§ **SELECTED EXCERPT**
Italy’s ruling party shrugs off youth wing’s Fascist salutes

Italian PM Giorgia Meloni's far-right Brothers of Italy party on Wednesday dismissed an undercover media investigation into the Fascist leanings of its youth wing.

Italy's ruling party shrugs off youth wing's Fascist salutes

“The journalistic report was built on the basis of fragmented, decontextualised images, taken in a private setting,” said Luca Ciriani, minister for relations with parliament and a member of Meloni’s Brothers of Italy party.

The investigation published last week by Italian news website Fanpage included video of members of the National Youth, the junior wing of Brothers of Italy, which has post-fascist roots, in Rome.

In images secretly filmed by an undercover journalist, they are seen performing Fascist salutes, chanting the Nazi ‘Sieg Heil’ greeting and shouting ‘Duce’ in support of Italian dictator Benito Mussolini.

At one meeting, a youth party leader appears to explain how the movement plans to fraudulently pocket state funds.

“The national youth movement has never been reported for attacks on left-wing collectives, nor has it ever publicly displayed banners with extremist slogans or references to Fascism and Nazism,” Ciriani told parliament.

He brushed off a question from the centre-left Democratic Party (PD) on whether the government would “intervene to prevent Fascist propaganda”, saying the footage doesn’t necessarily constitute a legal matter.

PD deputy Michela Di Biase said her party was “dramatically concerned” by the report.

READ ALSO: Outrage in Italy over stamp honouring Fascist founder of Rome football club

“The images that we all saw are an apology for Fascism in the full sense of the term. Girls and boys who are formed in the myth of those who have stained the history of our country with blood, persecution,” she said.

Asked about the report on Monday, European Commission spokesman Eric Mamer did not mention Italy directly but condemned “Fascist symbolism”, saying “we do not believe it is appropriate, we condemn it, we think it is morally wrong”.

Although Italian law bans the apology for – or justification of – Mussolini’s Fascism, it is rarely enforced.

READ ALSO: EXPLAINED: What are Italy’s laws against support for fascism?

Meloni was a teenage activist with the youth wing of the Italian Social Movement (MSI), formed by supporters of Mussolini after World War II.

The most right-wing leader to take office since 1945, she has sought to distance herself from her party’s legacy without entirely renouncing it.

§ **COMPLETE THE FOLLOWING**
1. Write out the stretch of the Brothers of Italy article from "Asked about the" through "is rarely enforced.".
2. According to the Brothers of Italy article, which news website published the undercover investigation into the party's youth wing?
Answer from the Brothers of Italy article alone.

§ **INFORMATION SHOWN**
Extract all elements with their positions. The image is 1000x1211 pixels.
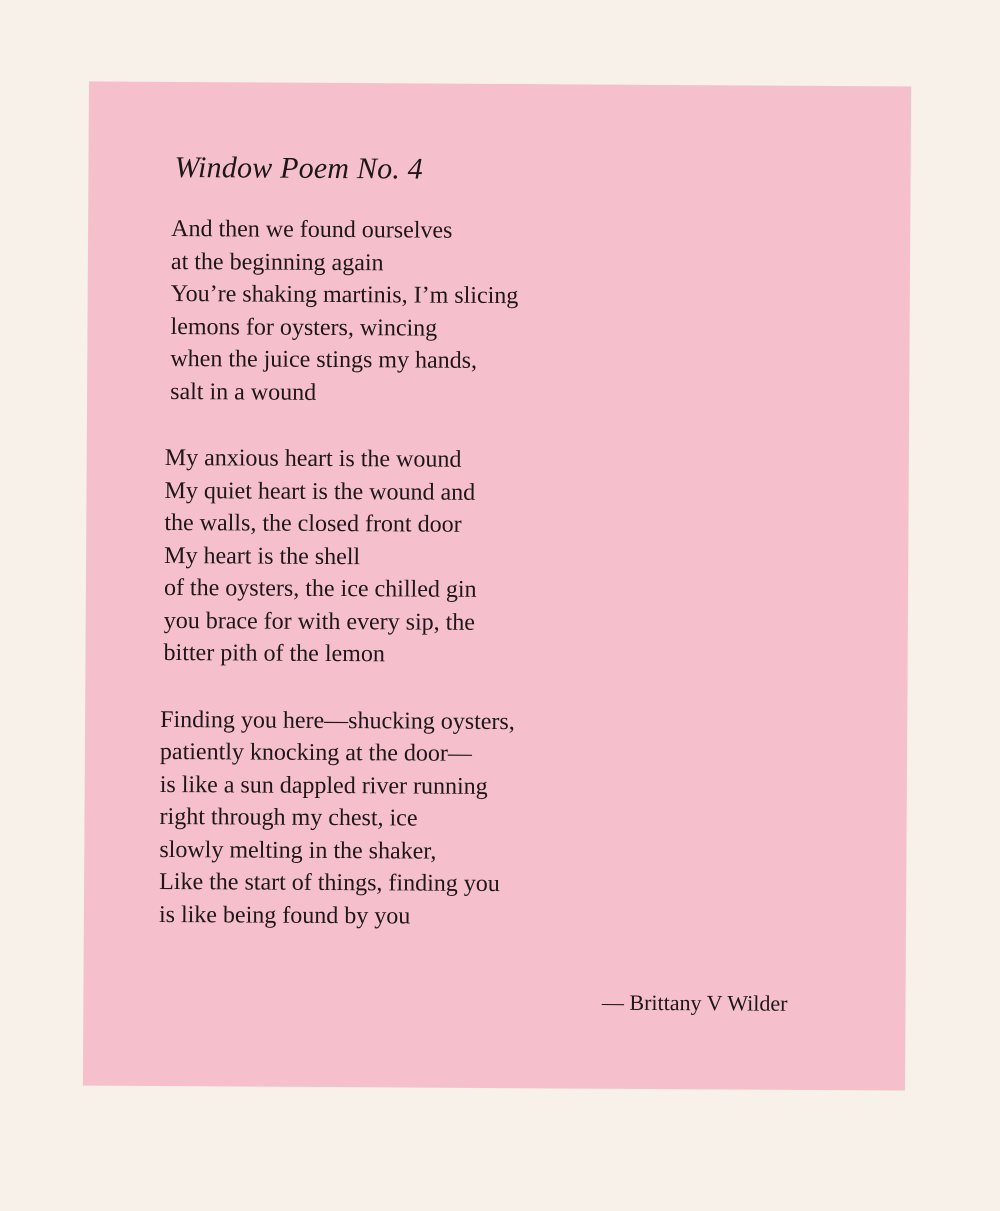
- poem-line: bitter pith of the lemon: [163, 639, 385, 668]
- poem-attribution: — Brittany V Wilder: [601, 989, 788, 1016]
- poem-line: the walls, the closed front door: [164, 509, 462, 538]
- stanza-2: [163, 442, 724, 673]
- poem-line: of the oysters, the ice chilled gin: [163, 574, 477, 603]
- poem-line: you brace for with every sip, the: [163, 607, 476, 636]
- stanza-1: [170, 213, 726, 411]
- poem-line: My quiet heart is the wound and: [164, 477, 476, 506]
- poem-line: salt in a wound: [170, 378, 317, 406]
- poem-line: is like a sun dappled river running: [159, 771, 488, 800]
- poem-line: My anxious heart is the wound: [164, 444, 462, 473]
- poem-line: You’re shaking martinis, I’m slicing: [170, 281, 519, 310]
- poem-line: And then we found ourselves: [171, 216, 453, 244]
- poem-line: Like the start of things, finding you: [159, 868, 500, 898]
- stanza-3: [159, 703, 723, 934]
- poem-line: lemons for oysters, wincing: [170, 313, 438, 342]
- poem-title: Window Poem No. 4: [174, 151, 424, 186]
- poem-line: Finding you here—shucking oysters,: [160, 706, 515, 735]
- poem-line: right through my chest, ice: [159, 803, 418, 832]
- poem-line: patiently knocking at the door—: [159, 738, 472, 767]
- poem-body: [158, 148, 727, 968]
- poem-card: [83, 81, 911, 1090]
- poem-line: slowly melting in the shaker,: [159, 836, 437, 865]
- poem-line: at the beginning again: [170, 248, 384, 276]
- poem-line: My heart is the shell: [164, 542, 361, 570]
- poem-line: when the juice stings my hands,: [170, 346, 478, 374]
- poem-line: is like being found by you: [158, 901, 411, 929]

§ **RESULTS OF THE TASKS**
1.
Asked about the report on Monday, European Commission spokesman Eric Mamer did not mention Italy directly but condemned “Fascist symbolism”, saying “we do not believe it is appropriate, we condemn it, we think it is morally wrong”.

Although Italian law bans the apology for – or justification of – Mussolini’s Fascism, it is rarely enforced.

2. Fanpage